• _WHAT YOU NEED TO DO_: Looking at the data below, count the lines that contain the string "name". Write only the total.

• _EXERCISE INPUTS_:
— Begin —

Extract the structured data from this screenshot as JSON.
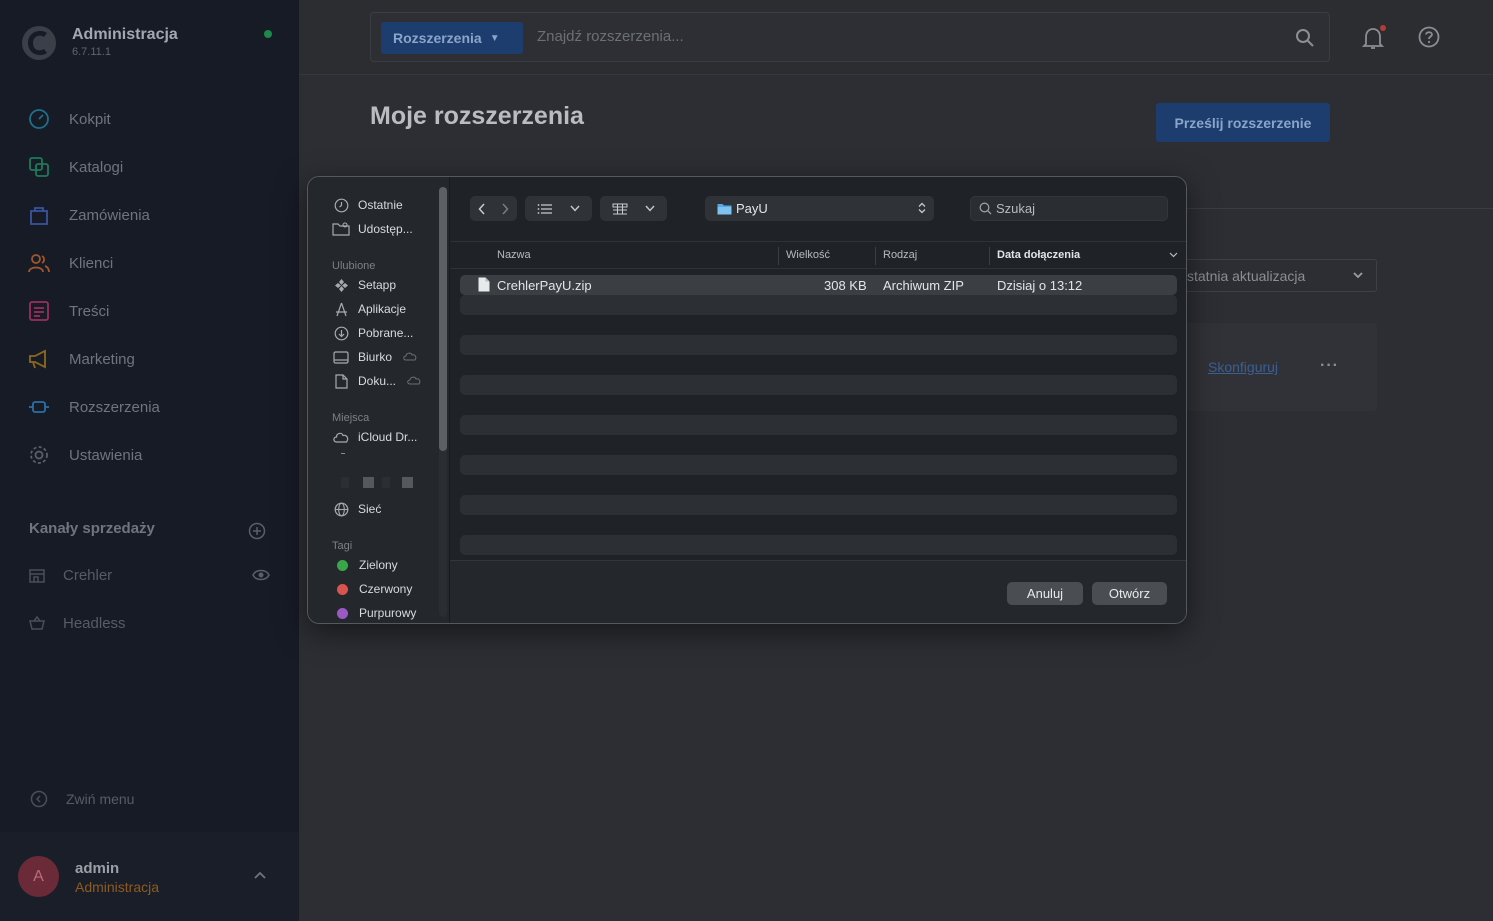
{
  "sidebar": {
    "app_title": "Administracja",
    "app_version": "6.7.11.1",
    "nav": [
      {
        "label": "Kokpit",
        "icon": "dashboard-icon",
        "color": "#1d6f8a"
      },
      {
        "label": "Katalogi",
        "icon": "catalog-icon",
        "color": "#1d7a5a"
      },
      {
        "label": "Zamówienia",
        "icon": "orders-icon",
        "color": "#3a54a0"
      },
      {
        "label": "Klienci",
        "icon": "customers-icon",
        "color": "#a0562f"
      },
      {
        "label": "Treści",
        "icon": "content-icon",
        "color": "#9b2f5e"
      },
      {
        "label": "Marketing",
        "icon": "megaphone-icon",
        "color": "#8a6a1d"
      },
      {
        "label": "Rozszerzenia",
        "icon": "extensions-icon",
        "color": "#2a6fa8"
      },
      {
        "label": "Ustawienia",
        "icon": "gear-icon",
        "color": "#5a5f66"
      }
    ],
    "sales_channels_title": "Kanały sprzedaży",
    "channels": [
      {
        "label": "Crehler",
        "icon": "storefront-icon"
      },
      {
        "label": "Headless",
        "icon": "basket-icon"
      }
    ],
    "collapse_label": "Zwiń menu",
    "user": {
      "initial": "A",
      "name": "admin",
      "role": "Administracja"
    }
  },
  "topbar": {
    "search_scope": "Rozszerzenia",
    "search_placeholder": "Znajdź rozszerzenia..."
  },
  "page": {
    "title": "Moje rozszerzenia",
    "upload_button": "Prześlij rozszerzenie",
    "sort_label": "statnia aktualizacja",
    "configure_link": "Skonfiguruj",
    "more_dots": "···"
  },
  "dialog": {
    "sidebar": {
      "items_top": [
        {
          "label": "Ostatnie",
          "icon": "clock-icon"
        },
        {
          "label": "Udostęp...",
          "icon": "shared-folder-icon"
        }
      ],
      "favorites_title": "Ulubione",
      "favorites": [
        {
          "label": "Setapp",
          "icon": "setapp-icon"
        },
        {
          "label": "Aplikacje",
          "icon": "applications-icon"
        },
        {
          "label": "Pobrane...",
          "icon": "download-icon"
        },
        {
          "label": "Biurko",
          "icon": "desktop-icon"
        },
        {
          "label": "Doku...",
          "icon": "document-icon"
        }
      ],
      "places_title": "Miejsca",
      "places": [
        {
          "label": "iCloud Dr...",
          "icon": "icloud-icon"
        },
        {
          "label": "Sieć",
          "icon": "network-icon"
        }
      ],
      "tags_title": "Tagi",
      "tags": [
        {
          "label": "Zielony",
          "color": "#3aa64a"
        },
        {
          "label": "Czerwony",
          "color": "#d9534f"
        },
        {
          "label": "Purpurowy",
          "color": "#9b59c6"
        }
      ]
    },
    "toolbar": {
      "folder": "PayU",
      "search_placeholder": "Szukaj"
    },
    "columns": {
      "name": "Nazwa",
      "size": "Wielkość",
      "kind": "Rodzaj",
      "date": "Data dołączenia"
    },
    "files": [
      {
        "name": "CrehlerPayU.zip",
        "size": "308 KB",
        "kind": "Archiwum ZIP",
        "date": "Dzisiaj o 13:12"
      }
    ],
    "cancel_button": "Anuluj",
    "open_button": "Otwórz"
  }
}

— End —

• _ANSWER BELOW_: 3